Check each line of the records below for the word "Bennett" and copy those where it appears.
** Start Rows **
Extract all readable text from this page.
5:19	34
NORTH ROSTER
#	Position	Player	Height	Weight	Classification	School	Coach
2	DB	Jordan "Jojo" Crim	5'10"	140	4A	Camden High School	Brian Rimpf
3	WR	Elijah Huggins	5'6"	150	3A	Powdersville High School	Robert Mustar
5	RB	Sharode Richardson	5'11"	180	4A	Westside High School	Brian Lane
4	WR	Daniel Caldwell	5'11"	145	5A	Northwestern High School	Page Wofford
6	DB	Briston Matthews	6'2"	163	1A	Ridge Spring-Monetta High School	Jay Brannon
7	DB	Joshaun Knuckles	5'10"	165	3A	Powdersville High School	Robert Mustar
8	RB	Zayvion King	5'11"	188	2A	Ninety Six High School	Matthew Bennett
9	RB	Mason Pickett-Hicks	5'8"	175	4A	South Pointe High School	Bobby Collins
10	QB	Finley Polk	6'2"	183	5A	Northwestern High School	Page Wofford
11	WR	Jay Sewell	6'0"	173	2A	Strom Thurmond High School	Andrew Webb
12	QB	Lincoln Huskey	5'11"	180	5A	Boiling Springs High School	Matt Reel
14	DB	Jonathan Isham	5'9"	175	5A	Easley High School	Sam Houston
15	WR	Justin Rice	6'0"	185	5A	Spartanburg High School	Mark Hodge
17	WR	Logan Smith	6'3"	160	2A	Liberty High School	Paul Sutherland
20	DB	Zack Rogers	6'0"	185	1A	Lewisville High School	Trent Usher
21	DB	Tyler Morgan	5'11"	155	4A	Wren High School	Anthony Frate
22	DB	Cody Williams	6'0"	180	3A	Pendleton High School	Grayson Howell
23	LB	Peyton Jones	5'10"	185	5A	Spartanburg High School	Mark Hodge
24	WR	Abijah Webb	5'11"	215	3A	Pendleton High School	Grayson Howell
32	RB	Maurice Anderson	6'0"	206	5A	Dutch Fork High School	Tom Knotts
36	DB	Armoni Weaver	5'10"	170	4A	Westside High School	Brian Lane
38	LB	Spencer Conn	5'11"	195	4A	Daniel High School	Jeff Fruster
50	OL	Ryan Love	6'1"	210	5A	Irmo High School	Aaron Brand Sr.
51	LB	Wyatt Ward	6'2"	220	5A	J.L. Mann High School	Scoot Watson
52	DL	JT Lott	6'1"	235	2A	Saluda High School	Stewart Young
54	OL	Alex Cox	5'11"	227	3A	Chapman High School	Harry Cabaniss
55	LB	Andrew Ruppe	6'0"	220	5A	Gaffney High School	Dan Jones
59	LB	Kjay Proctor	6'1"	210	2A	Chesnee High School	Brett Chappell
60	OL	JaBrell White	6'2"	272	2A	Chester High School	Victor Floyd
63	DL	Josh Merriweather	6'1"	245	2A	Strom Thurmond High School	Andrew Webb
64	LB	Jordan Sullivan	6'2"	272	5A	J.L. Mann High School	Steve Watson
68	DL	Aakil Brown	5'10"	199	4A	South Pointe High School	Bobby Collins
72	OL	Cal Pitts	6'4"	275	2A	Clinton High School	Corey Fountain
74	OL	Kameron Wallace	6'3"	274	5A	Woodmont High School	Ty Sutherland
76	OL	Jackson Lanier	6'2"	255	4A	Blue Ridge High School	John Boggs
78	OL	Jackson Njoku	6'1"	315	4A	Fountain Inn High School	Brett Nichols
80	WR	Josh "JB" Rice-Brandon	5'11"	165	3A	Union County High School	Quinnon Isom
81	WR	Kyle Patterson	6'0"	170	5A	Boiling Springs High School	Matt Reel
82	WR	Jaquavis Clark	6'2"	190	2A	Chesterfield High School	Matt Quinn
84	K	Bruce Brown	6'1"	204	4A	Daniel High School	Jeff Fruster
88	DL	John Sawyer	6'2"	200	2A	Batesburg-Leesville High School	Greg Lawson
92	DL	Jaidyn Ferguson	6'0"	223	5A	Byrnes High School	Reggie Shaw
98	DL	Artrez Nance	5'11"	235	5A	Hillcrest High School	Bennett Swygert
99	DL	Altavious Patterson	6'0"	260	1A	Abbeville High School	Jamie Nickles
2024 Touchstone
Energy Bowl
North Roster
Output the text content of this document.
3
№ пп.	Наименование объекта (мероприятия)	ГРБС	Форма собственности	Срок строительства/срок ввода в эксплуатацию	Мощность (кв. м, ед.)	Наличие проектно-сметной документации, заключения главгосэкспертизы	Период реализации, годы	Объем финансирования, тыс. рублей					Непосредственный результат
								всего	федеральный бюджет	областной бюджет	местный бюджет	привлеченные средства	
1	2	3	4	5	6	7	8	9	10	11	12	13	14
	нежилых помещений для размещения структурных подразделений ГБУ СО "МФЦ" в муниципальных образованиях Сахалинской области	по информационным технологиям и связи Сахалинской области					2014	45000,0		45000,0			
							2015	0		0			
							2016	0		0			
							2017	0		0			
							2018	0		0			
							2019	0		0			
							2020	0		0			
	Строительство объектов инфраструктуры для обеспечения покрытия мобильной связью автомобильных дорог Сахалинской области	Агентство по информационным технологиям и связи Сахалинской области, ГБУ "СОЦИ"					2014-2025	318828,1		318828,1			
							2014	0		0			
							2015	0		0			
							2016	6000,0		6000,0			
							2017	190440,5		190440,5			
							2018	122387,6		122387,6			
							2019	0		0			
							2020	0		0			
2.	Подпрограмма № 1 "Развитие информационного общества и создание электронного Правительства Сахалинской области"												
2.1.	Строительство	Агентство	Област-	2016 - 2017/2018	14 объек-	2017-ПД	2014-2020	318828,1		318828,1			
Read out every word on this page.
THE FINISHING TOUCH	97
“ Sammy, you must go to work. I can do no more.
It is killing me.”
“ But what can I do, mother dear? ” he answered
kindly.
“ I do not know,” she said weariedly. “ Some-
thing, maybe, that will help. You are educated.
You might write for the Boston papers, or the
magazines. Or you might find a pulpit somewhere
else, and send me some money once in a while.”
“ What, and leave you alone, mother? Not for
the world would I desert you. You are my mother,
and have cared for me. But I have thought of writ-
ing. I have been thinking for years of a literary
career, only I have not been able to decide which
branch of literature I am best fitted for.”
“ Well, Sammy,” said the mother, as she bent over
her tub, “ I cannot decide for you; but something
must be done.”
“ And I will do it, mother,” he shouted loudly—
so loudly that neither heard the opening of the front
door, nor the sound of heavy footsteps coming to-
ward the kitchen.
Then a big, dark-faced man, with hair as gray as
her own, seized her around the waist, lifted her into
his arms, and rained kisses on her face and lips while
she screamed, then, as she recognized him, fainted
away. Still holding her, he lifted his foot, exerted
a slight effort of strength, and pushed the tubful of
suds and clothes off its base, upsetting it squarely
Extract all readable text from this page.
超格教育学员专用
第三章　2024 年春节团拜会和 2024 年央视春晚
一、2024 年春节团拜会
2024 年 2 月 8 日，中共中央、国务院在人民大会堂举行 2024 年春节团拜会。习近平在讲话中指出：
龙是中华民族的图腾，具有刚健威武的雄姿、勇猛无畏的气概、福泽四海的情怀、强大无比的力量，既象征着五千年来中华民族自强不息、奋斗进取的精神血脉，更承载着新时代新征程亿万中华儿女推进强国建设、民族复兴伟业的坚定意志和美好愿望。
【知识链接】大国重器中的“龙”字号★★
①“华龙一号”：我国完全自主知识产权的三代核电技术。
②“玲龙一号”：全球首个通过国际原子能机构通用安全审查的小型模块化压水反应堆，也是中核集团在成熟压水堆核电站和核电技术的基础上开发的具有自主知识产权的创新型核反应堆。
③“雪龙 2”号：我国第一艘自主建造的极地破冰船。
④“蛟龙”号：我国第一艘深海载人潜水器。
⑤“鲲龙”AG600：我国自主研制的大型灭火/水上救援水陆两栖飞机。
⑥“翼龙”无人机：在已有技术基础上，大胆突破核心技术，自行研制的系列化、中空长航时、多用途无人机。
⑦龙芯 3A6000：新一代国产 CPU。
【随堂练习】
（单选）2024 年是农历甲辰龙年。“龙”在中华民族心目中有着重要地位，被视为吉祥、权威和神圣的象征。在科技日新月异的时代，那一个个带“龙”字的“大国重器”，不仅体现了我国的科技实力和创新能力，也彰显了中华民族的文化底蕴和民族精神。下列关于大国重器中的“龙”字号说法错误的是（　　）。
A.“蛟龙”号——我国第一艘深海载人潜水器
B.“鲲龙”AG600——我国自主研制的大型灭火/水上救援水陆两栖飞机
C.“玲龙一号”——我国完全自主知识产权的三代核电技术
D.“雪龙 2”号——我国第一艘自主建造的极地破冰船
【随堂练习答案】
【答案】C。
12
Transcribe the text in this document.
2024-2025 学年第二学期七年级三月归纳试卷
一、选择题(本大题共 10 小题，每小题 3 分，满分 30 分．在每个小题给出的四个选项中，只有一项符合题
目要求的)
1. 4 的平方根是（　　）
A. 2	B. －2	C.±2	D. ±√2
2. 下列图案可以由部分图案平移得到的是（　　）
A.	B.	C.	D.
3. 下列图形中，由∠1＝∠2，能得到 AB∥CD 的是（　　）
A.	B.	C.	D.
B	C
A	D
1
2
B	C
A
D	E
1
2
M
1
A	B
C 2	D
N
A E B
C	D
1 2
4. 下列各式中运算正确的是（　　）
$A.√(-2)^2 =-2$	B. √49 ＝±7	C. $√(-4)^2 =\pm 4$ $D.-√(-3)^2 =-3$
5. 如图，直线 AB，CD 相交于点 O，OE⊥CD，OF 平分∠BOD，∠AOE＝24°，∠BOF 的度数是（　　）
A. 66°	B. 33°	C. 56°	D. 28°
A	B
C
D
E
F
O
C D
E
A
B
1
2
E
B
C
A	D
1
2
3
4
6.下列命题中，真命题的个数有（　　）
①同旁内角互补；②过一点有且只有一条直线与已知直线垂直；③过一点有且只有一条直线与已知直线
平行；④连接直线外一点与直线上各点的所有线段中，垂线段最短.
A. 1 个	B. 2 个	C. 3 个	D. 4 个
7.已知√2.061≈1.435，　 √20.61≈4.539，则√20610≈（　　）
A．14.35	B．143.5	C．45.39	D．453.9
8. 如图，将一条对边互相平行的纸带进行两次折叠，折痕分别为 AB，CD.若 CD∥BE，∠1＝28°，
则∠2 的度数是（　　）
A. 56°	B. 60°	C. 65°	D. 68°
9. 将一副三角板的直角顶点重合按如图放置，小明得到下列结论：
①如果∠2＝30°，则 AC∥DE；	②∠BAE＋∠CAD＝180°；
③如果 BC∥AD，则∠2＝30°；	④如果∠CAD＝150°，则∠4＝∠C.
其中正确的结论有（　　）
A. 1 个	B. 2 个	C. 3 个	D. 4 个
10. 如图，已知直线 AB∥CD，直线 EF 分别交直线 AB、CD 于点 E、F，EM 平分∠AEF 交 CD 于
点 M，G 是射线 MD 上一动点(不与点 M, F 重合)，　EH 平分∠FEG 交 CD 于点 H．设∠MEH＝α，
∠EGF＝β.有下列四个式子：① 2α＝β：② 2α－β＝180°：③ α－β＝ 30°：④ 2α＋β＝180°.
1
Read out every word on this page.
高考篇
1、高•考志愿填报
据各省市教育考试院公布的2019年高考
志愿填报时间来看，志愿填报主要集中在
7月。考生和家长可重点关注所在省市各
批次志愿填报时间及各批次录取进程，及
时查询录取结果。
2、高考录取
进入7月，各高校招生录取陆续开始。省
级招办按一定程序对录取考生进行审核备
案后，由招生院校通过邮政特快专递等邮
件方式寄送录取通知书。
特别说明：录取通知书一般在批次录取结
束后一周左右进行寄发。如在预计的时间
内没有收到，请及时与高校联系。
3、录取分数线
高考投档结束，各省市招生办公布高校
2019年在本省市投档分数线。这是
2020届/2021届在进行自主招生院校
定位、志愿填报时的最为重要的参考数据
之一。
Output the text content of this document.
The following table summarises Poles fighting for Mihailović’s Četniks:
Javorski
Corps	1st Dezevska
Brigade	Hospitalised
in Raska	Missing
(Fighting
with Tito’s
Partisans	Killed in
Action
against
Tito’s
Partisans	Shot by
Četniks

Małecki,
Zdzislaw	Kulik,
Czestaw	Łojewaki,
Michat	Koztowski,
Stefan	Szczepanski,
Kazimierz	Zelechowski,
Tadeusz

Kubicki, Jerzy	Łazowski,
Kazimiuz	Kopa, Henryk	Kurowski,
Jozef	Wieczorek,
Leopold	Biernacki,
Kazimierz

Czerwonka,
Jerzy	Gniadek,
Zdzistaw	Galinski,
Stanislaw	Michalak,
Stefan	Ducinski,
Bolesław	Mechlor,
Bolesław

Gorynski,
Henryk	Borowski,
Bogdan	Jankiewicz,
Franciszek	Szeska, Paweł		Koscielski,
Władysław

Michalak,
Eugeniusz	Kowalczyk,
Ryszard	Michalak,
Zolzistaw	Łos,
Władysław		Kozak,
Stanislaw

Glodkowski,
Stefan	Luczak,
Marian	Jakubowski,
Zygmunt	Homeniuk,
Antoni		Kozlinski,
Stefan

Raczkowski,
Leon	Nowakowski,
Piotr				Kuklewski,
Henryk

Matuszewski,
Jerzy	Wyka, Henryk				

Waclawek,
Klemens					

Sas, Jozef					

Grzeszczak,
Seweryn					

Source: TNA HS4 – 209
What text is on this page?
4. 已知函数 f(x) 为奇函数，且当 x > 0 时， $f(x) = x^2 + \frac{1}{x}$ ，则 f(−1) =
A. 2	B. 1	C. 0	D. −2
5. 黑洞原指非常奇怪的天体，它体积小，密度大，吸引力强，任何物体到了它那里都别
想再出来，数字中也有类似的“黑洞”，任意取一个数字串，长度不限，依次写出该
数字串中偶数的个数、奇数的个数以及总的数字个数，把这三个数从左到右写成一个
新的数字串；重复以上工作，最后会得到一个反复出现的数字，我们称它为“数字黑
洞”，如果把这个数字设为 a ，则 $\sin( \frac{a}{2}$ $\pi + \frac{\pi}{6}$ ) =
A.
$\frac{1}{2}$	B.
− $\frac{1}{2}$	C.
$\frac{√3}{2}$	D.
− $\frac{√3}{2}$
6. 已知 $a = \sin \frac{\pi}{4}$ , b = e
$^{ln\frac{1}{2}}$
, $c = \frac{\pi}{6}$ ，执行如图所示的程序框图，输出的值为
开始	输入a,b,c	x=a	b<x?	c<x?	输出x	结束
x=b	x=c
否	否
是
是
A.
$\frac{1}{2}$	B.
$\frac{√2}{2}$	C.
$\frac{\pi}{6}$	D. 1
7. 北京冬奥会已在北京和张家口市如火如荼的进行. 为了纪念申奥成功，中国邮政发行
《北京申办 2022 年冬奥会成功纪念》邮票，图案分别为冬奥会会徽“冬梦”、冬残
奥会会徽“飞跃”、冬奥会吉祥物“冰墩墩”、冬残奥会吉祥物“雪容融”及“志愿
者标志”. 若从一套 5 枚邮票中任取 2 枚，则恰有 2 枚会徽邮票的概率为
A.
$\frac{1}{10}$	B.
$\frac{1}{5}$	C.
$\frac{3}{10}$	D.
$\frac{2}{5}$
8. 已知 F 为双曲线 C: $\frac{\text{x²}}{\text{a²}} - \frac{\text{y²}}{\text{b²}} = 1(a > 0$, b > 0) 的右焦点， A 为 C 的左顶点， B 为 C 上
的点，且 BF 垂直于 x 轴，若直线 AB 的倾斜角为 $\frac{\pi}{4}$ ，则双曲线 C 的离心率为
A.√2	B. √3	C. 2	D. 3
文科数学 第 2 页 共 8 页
** End Rows **
*Result*.
8	RB	Zayvion King	5'11"	188	2A	Ninety Six High School	Matthew Bennett
98	DL	Artrez Nance	5'11"	235	5A	Hillcrest High School	Bennett Swygert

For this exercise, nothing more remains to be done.